[WORKING DATA]
= = = = =

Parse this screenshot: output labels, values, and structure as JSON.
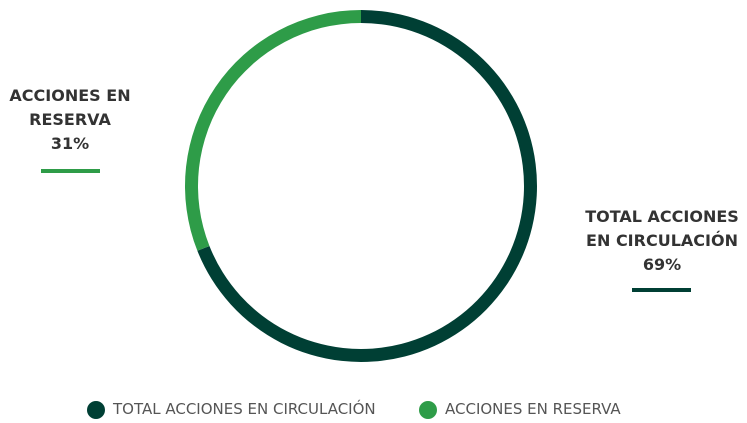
{
  "chart_data": {
    "type": "pie",
    "categories": [
      "TOTAL ACCIONES EN CIRCULACIÓN",
      "ACCIONES EN RESERVA"
    ],
    "values": [
      69,
      31
    ],
    "value_labels": [
      "69%",
      "31%"
    ],
    "colors": [
      "#003f34",
      "#2e9c48"
    ],
    "legend": "bottom"
  }
}
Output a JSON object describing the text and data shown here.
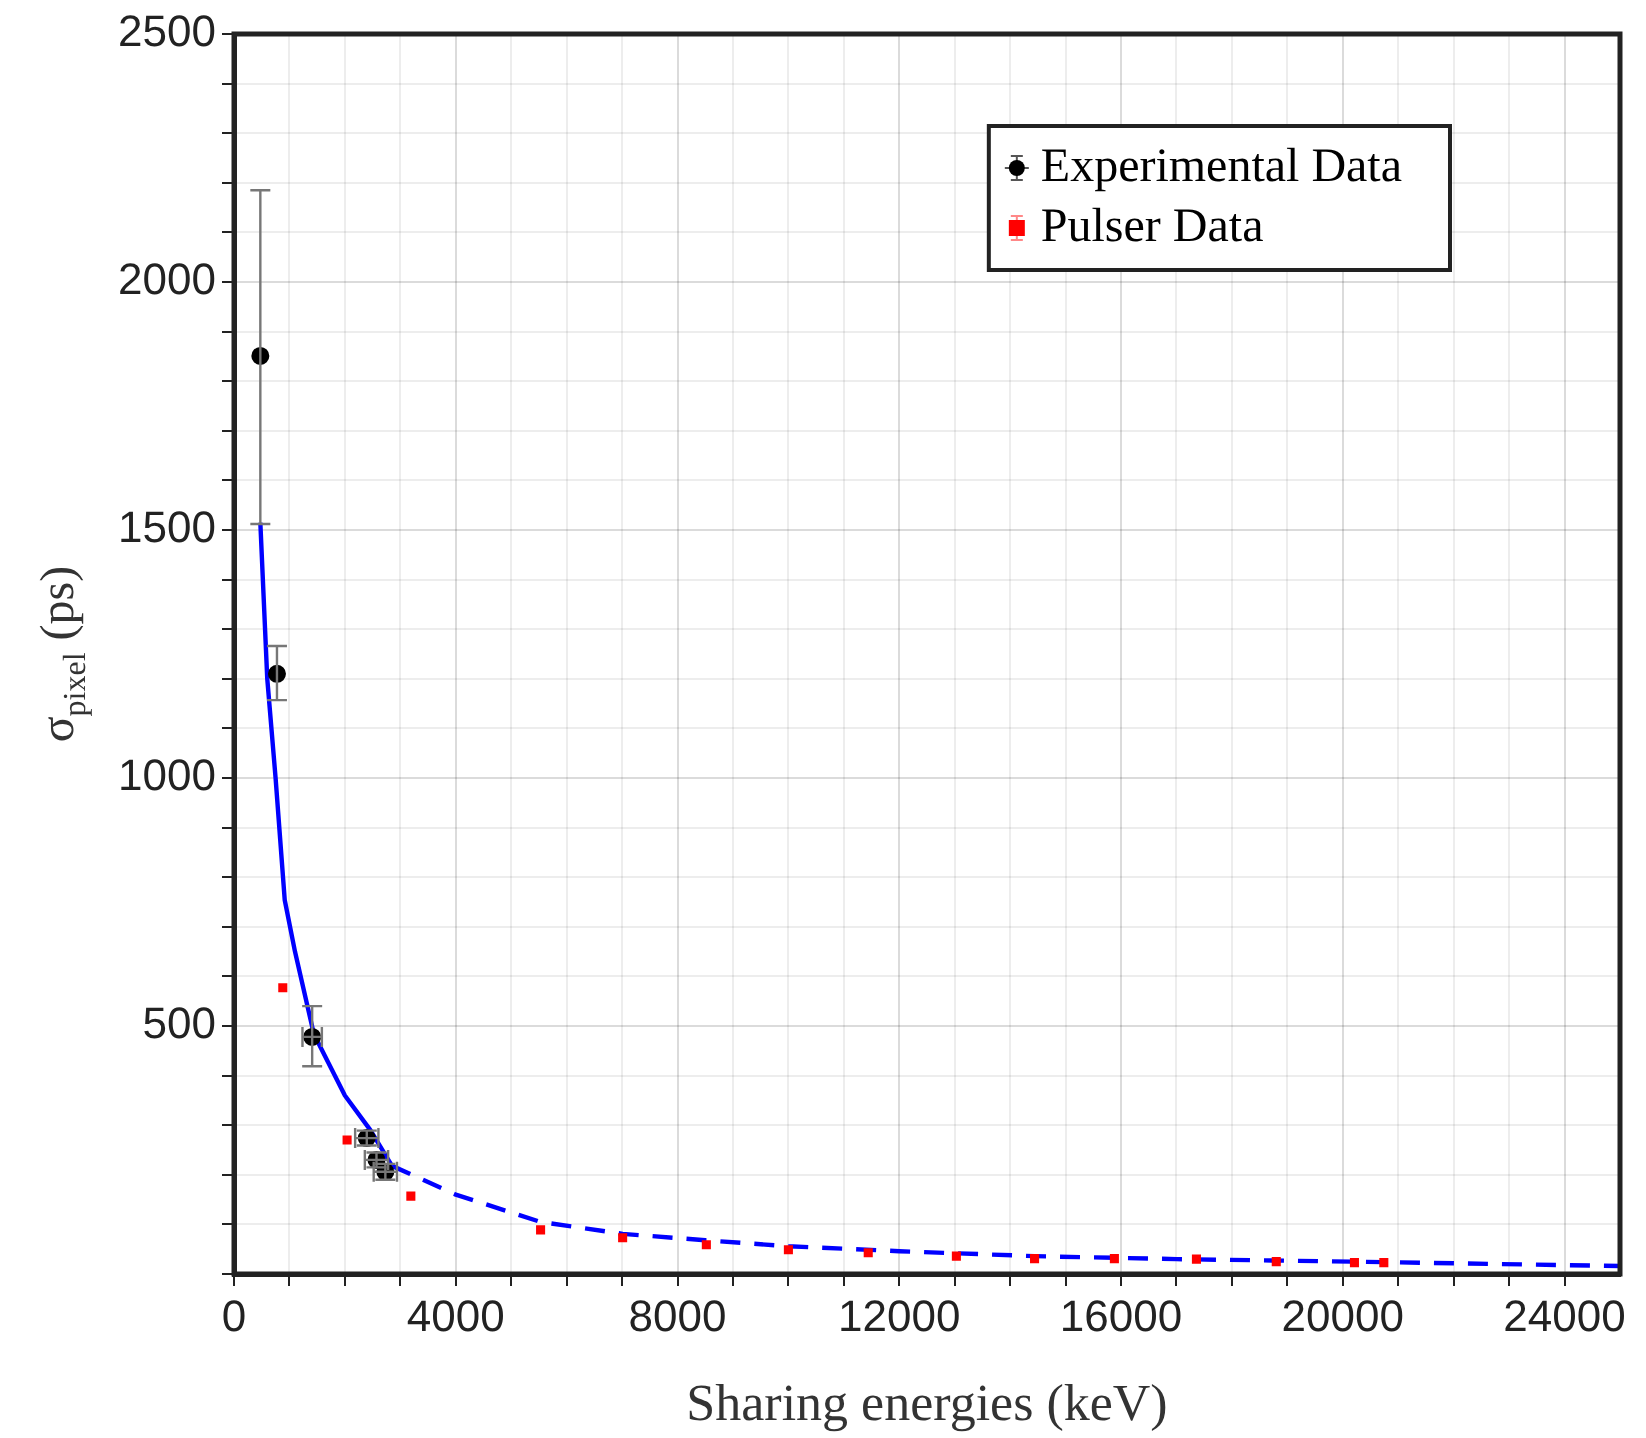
{
  "chart_data": {
    "type": "scatter",
    "xlabel": "Sharing energies (keV)",
    "ylabel": "σ$_{pixel}$ (ps)",
    "xlim": [
      0,
      25000
    ],
    "ylim": [
      0,
      2500
    ],
    "xticks": [
      0,
      {
        "value": 1000,
        "label": null
      },
      {
        "value": 2000,
        "label": null
      },
      {
        "value": 3000,
        "label": null
      },
      4000,
      {
        "value": 5000,
        "label": null
      },
      {
        "value": 6000,
        "label": null
      },
      {
        "value": 7000,
        "label": null
      },
      8000,
      {
        "value": 9000,
        "label": null
      },
      {
        "value": 10000,
        "label": null
      },
      {
        "value": 11000,
        "label": null
      },
      12000,
      {
        "value": 13000,
        "label": null
      },
      {
        "value": 14000,
        "label": null
      },
      {
        "value": 15000,
        "label": null
      },
      16000,
      {
        "value": 17000,
        "label": null
      },
      {
        "value": 18000,
        "label": null
      },
      {
        "value": 19000,
        "label": null
      },
      20000,
      {
        "value": 21000,
        "label": null
      },
      {
        "value": 22000,
        "label": null
      },
      {
        "value": 23000,
        "label": null
      },
      24000
    ],
    "yticks": [
      {
        "value": 0,
        "label": null
      },
      {
        "value": 100,
        "label": null
      },
      {
        "value": 200,
        "label": null
      },
      {
        "value": 300,
        "label": null
      },
      {
        "value": 400,
        "label": null
      },
      500,
      {
        "value": 600,
        "label": null
      },
      {
        "value": 700,
        "label": null
      },
      {
        "value": 800,
        "label": null
      },
      {
        "value": 900,
        "label": null
      },
      1000,
      {
        "value": 1100,
        "label": null
      },
      {
        "value": 1200,
        "label": null
      },
      {
        "value": 1300,
        "label": null
      },
      {
        "value": 1400,
        "label": null
      },
      1500,
      {
        "value": 1600,
        "label": null
      },
      {
        "value": 1700,
        "label": null
      },
      {
        "value": 1800,
        "label": null
      },
      {
        "value": 1900,
        "label": null
      },
      2000,
      {
        "value": 2100,
        "label": null
      },
      {
        "value": 2200,
        "label": null
      },
      {
        "value": 2300,
        "label": null
      },
      {
        "value": 2400,
        "label": null
      },
      2500
    ],
    "grid": true,
    "legend": "top right",
    "series": [
      {
        "name": "Experimental Data",
        "color": "#000000",
        "marker": "circle",
        "x": [
          475,
          775,
          1410,
          2395,
          2570,
          2730
        ],
        "values": [
          1851,
          1210,
          478,
          274,
          230,
          206
        ],
        "errors": [
          [
            1512,
            2185
          ],
          [
            1157,
            1266
          ],
          [
            419,
            540
          ],
          [
            259,
            289
          ],
          [
            215,
            245
          ],
          [
            190,
            222
          ]
        ],
        "xerrors": [
          null,
          null,
          175,
          210,
          210,
          210
        ]
      },
      {
        "name": "Pulser Data",
        "color": "#ff0000",
        "marker": "square",
        "x": [
          880,
          2040,
          3190,
          5530,
          7010,
          8520,
          10000,
          11440,
          13030,
          14440,
          15880,
          17360,
          18800,
          20210,
          20740
        ],
        "values": [
          577,
          270,
          157,
          89,
          73,
          59,
          49,
          43,
          36,
          31,
          31,
          30,
          25,
          23,
          23
        ]
      },
      {
        "type": "line",
        "color": "#0000ff",
        "marker": "none",
        "line_style": "solid",
        "x": [
          475,
          600,
          750,
          915,
          1100,
          1440,
          2000,
          2460,
          2850
        ],
        "values": [
          1515,
          1200,
          1000,
          754,
          650,
          484,
          360,
          290,
          218
        ]
      },
      {
        "type": "line",
        "color": "#0000ff",
        "marker": "none",
        "line_style": "dashed",
        "x": [
          2850,
          4000,
          5530,
          7010,
          8500,
          10000,
          12000,
          14440,
          17000,
          20740,
          25000
        ],
        "values": [
          218,
          160,
          105,
          81,
          68,
          56,
          46,
          36,
          30,
          24,
          16
        ]
      }
    ]
  }
}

= = = = =

Search the records for the word "type" and copy every line where it occurs.

    "type": "pie",
    "type": "scatter",
        "type": "line",
        "type": "line",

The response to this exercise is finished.